▸ **INSTRUCTIONS TO FOLLOW**: In this exercise, return the whole listing exactly, excluding any images.

▸ **ROWS**:
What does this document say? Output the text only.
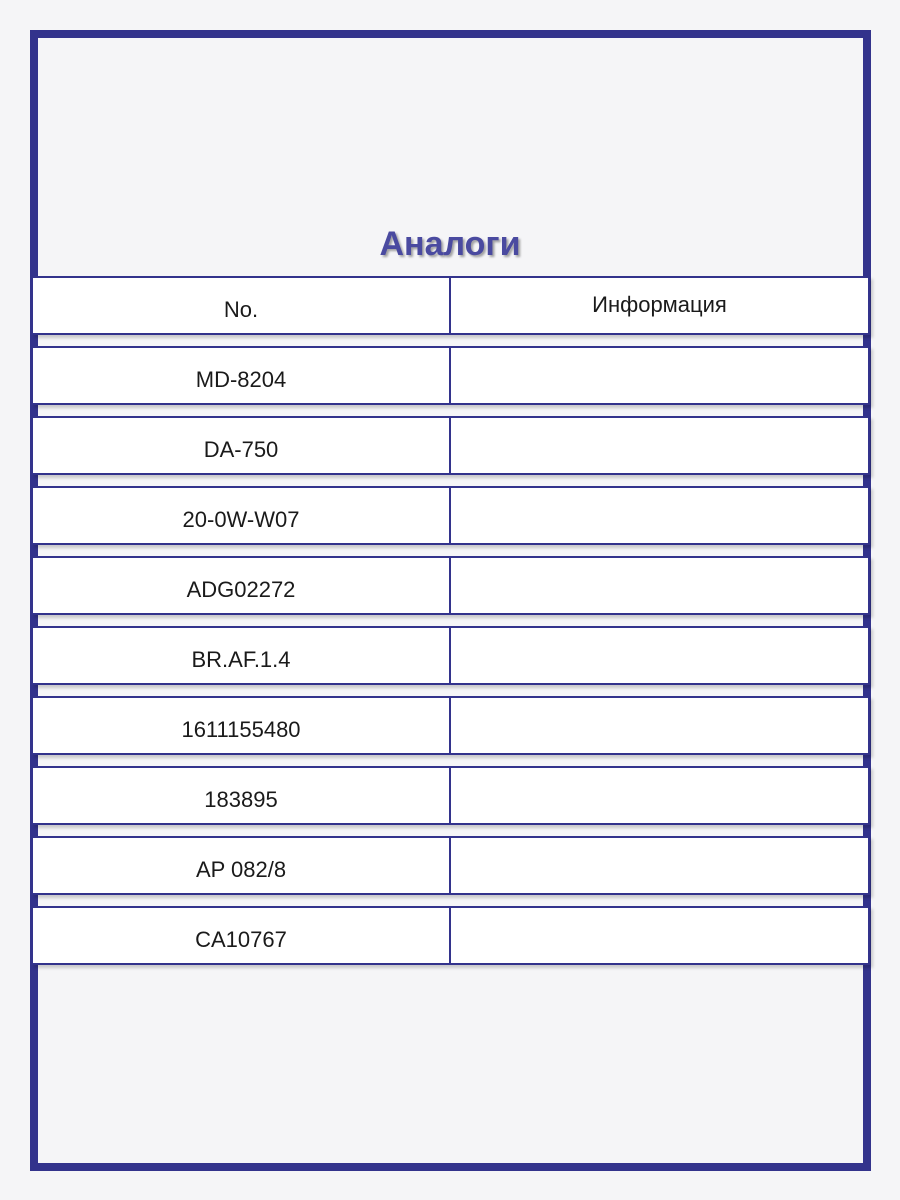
Аналоги
No.	Информация
MD-8204
DA-750
20-0W-W07
ADG02272
BR.AF.1.4
1611155480
183895
AP 082/8
CA10767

▸ **SOLUTION TO THIS TASK**:
What does this document say? Output the text only.
Аналоги
No.	Информация
MD-8204
DA-750
20-0W-W07
ADG02272
BR.AF.1.4
1611155480
183895
AP 082/8
CA10767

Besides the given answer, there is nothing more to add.